**Information supplied**.
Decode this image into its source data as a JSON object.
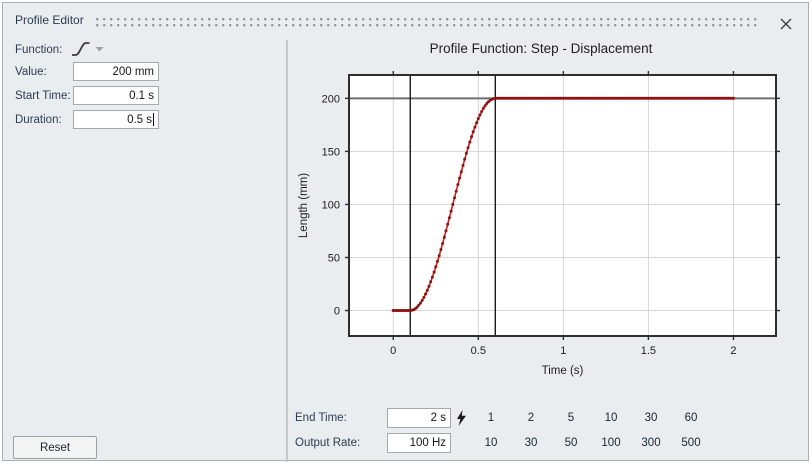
{
  "window": {
    "title": "Profile Editor"
  },
  "editor": {
    "function_label": "Function:",
    "fields": [
      {
        "label": "Value:",
        "value": "200 mm"
      },
      {
        "label": "Start Time:",
        "value": "0.1 s"
      },
      {
        "label": "Duration:",
        "value": "0.5 s"
      }
    ],
    "reset_label": "Reset"
  },
  "footer": {
    "end_time": {
      "label": "End Time:",
      "value": "2 s",
      "presets": [
        "1",
        "2",
        "5",
        "10",
        "30",
        "60"
      ]
    },
    "output_rate": {
      "label": "Output Rate:",
      "value": "100 Hz",
      "presets": [
        "10",
        "30",
        "50",
        "100",
        "300",
        "500"
      ]
    }
  },
  "chart_data": {
    "type": "line",
    "title": "Profile Function: Step - Displacement",
    "xlabel": "Time (s)",
    "ylabel": "Length (mm)",
    "xlim": [
      -0.26,
      2.25
    ],
    "ylim": [
      -24,
      222
    ],
    "xticks": [
      0,
      0.5,
      1,
      1.5,
      2
    ],
    "yticks": [
      0,
      50,
      100,
      150,
      200
    ],
    "grid": true,
    "legend": "none",
    "series": [
      {
        "name": "Step displacement profile",
        "shape": "half-cosine smooth step: y=0 before start, y=value/2*(1-cos(pi*(t-start)/duration)) during ramp, y=value after",
        "value_mm": 200,
        "start_time_s": 0.1,
        "duration_s": 0.5,
        "end_time_s": 2,
        "output_rate_hz": 100,
        "line_color": "#c8221f",
        "point_color": "#8c1311"
      }
    ],
    "markers": {
      "vlines": [
        0.1,
        0.6
      ],
      "hlines": [
        200
      ]
    },
    "colors": {
      "plot_bg": "#ffffff",
      "grid": "#d6d6d6",
      "axis_border": "#2e2e2e",
      "marker_vline": "#1a1a1a",
      "marker_hline": "#6f6f6f",
      "tick_text": "#1c1c1c"
    }
  }
}
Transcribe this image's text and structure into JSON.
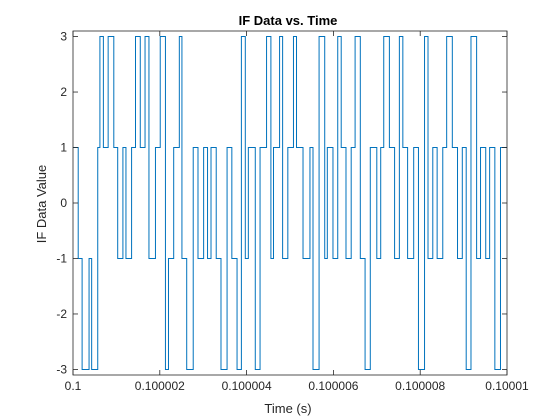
{
  "chart_data": {
    "type": "line",
    "title": "IF Data vs. Time",
    "xlabel": "Time (s)",
    "ylabel": "IF Data Value",
    "xlim": [
      0.1,
      0.10001
    ],
    "ylim": [
      -3.1,
      3.1
    ],
    "xticks": [
      0.1,
      0.100002,
      0.100004,
      0.100006,
      0.100008,
      0.10001
    ],
    "xtick_labels": [
      "0.1",
      "0.100002",
      "0.100004",
      "0.100006",
      "0.100008",
      "0.10001"
    ],
    "yticks": [
      -3,
      -2,
      -1,
      0,
      1,
      2,
      3
    ],
    "ytick_labels": [
      "-3",
      "-2",
      "-1",
      "0",
      "1",
      "2",
      "3"
    ],
    "grid": false,
    "series": [
      {
        "name": "IF Data",
        "color": "#0072BD",
        "style": "stairs",
        "x": [
          0.1,
          0.10000012,
          0.10000021,
          0.10000037,
          0.10000043,
          0.10000057,
          0.10000062,
          0.1000007,
          0.10000081,
          0.10000094,
          0.10000103,
          0.10000115,
          0.10000122,
          0.10000135,
          0.10000144,
          0.10000155,
          0.10000166,
          0.10000175,
          0.1000019,
          0.10000201,
          0.10000213,
          0.1000022,
          0.10000232,
          0.10000245,
          0.10000251,
          0.10000262,
          0.10000277,
          0.10000288,
          0.10000301,
          0.1000031,
          0.10000318,
          0.1000033,
          0.10000341,
          0.10000355,
          0.10000366,
          0.10000378,
          0.10000388,
          0.10000397,
          0.10000404,
          0.1000042,
          0.10000431,
          0.10000446,
          0.10000456,
          0.10000462,
          0.10000476,
          0.10000483,
          0.10000495,
          0.10000508,
          0.10000515,
          0.1000053,
          0.10000546,
          0.10000553,
          0.10000567,
          0.1000058,
          0.10000586,
          0.10000599,
          0.1000061,
          0.10000618,
          0.10000629,
          0.10000641,
          0.1000065,
          0.10000662,
          0.10000673,
          0.10000685,
          0.100007,
          0.10000709,
          0.10000716,
          0.10000729,
          0.10000741,
          0.10000752,
          0.1000076,
          0.10000771,
          0.10000785,
          0.10000796,
          0.1000081,
          0.10000818,
          0.10000829,
          0.10000839,
          0.10000852,
          0.10000861,
          0.10000874,
          0.10000886,
          0.10000897,
          0.10000906,
          0.10000917,
          0.1000093,
          0.10000939,
          0.10000951,
          0.1000096,
          0.10000972,
          0.10000985,
          0.10001
        ],
        "y": [
          1,
          -1,
          -3,
          -1,
          -3,
          1,
          3,
          1,
          3,
          1,
          -1,
          1,
          -1,
          1,
          3,
          1,
          3,
          -1,
          1,
          3,
          -3,
          -1,
          1,
          3,
          -1,
          -3,
          1,
          -1,
          1,
          -1,
          1,
          -1,
          -3,
          1,
          -1,
          -3,
          3,
          -1,
          1,
          -3,
          1,
          3,
          -1,
          1,
          3,
          -1,
          1,
          3,
          1,
          -1,
          1,
          -3,
          3,
          -1,
          1,
          -1,
          3,
          1,
          -1,
          1,
          3,
          -1,
          -3,
          1,
          -1,
          1,
          3,
          1,
          -1,
          3,
          1,
          -1,
          1,
          -3,
          3,
          -1,
          1,
          -1,
          1,
          3,
          1,
          -1,
          1,
          -3,
          3,
          -1,
          1,
          -1,
          1,
          -3,
          1,
          1
        ]
      }
    ]
  }
}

**Given task**. Reproduce the entries exactly. Do not carry over any picture.

**Exercise output**.
Decode this image into its source data as a JSON object.
{
  "window": {
    "title": "Profile Editor"
  },
  "editor": {
    "function_label": "Function:",
    "fields": [
      {
        "label": "Value:",
        "value": "200 mm"
      },
      {
        "label": "Start Time:",
        "value": "0.1 s"
      },
      {
        "label": "Duration:",
        "value": "0.5 s"
      }
    ],
    "reset_label": "Reset"
  },
  "footer": {
    "end_time": {
      "label": "End Time:",
      "value": "2 s",
      "presets": [
        "1",
        "2",
        "5",
        "10",
        "30",
        "60"
      ]
    },
    "output_rate": {
      "label": "Output Rate:",
      "value": "100 Hz",
      "presets": [
        "10",
        "30",
        "50",
        "100",
        "300",
        "500"
      ]
    }
  },
  "chart_data": {
    "type": "line",
    "title": "Profile Function: Step - Displacement",
    "xlabel": "Time (s)",
    "ylabel": "Length (mm)",
    "xlim": [
      -0.26,
      2.25
    ],
    "ylim": [
      -24,
      222
    ],
    "xticks": [
      0,
      0.5,
      1,
      1.5,
      2
    ],
    "yticks": [
      0,
      50,
      100,
      150,
      200
    ],
    "grid": true,
    "legend": "none",
    "series": [
      {
        "name": "Step displacement profile",
        "shape": "half-cosine smooth step: y=0 before start, y=value/2*(1-cos(pi*(t-start)/duration)) during ramp, y=value after",
        "value_mm": 200,
        "start_time_s": 0.1,
        "duration_s": 0.5,
        "end_time_s": 2,
        "output_rate_hz": 100,
        "line_color": "#c8221f",
        "point_color": "#8c1311"
      }
    ],
    "markers": {
      "vlines": [
        0.1,
        0.6
      ],
      "hlines": [
        200
      ]
    },
    "colors": {
      "plot_bg": "#ffffff",
      "grid": "#d6d6d6",
      "axis_border": "#2e2e2e",
      "marker_vline": "#1a1a1a",
      "marker_hline": "#6f6f6f",
      "tick_text": "#1c1c1c"
    }
  }
}
Transcribe this image's text and structure into JSON.
{
  "chart_data": {
    "type": "line",
    "title": "IF Data vs. Time",
    "xlabel": "Time (s)",
    "ylabel": "IF Data Value",
    "xlim": [
      0.1,
      0.10001
    ],
    "ylim": [
      -3.1,
      3.1
    ],
    "xticks": [
      0.1,
      0.100002,
      0.100004,
      0.100006,
      0.100008,
      0.10001
    ],
    "xtick_labels": [
      "0.1",
      "0.100002",
      "0.100004",
      "0.100006",
      "0.100008",
      "0.10001"
    ],
    "yticks": [
      -3,
      -2,
      -1,
      0,
      1,
      2,
      3
    ],
    "ytick_labels": [
      "-3",
      "-2",
      "-1",
      "0",
      "1",
      "2",
      "3"
    ],
    "grid": false,
    "series": [
      {
        "name": "IF Data",
        "color": "#0072BD",
        "style": "stairs",
        "x": [
          0.1,
          0.10000012,
          0.10000021,
          0.10000037,
          0.10000043,
          0.10000057,
          0.10000062,
          0.1000007,
          0.10000081,
          0.10000094,
          0.10000103,
          0.10000115,
          0.10000122,
          0.10000135,
          0.10000144,
          0.10000155,
          0.10000166,
          0.10000175,
          0.1000019,
          0.10000201,
          0.10000213,
          0.1000022,
          0.10000232,
          0.10000245,
          0.10000251,
          0.10000262,
          0.10000277,
          0.10000288,
          0.10000301,
          0.1000031,
          0.10000318,
          0.1000033,
          0.10000341,
          0.10000355,
          0.10000366,
          0.10000378,
          0.10000388,
          0.10000397,
          0.10000404,
          0.1000042,
          0.10000431,
          0.10000446,
          0.10000456,
          0.10000462,
          0.10000476,
          0.10000483,
          0.10000495,
          0.10000508,
          0.10000515,
          0.1000053,
          0.10000546,
          0.10000553,
          0.10000567,
          0.1000058,
          0.10000586,
          0.10000599,
          0.1000061,
          0.10000618,
          0.10000629,
          0.10000641,
          0.1000065,
          0.10000662,
          0.10000673,
          0.10000685,
          0.100007,
          0.10000709,
          0.10000716,
          0.10000729,
          0.10000741,
          0.10000752,
          0.1000076,
          0.10000771,
          0.10000785,
          0.10000796,
          0.1000081,
          0.10000818,
          0.10000829,
          0.10000839,
          0.10000852,
          0.10000861,
          0.10000874,
          0.10000886,
          0.10000897,
          0.10000906,
          0.10000917,
          0.1000093,
          0.10000939,
          0.10000951,
          0.1000096,
          0.10000972,
          0.10000985,
          0.10001
        ],
        "y": [
          1,
          -1,
          -3,
          -1,
          -3,
          1,
          3,
          1,
          3,
          1,
          -1,
          1,
          -1,
          1,
          3,
          1,
          3,
          -1,
          1,
          3,
          -3,
          -1,
          1,
          3,
          -1,
          -3,
          1,
          -1,
          1,
          -1,
          1,
          -1,
          -3,
          1,
          -1,
          -3,
          3,
          -1,
          1,
          -3,
          1,
          3,
          -1,
          1,
          3,
          -1,
          1,
          3,
          1,
          -1,
          1,
          -3,
          3,
          -1,
          1,
          -1,
          3,
          1,
          -1,
          1,
          3,
          -1,
          -3,
          1,
          -1,
          1,
          3,
          1,
          -1,
          3,
          1,
          -1,
          1,
          -3,
          3,
          -1,
          1,
          -1,
          1,
          3,
          1,
          -1,
          1,
          -3,
          3,
          -1,
          1,
          -1,
          1,
          -3,
          1,
          1
        ]
      }
    ]
  }
}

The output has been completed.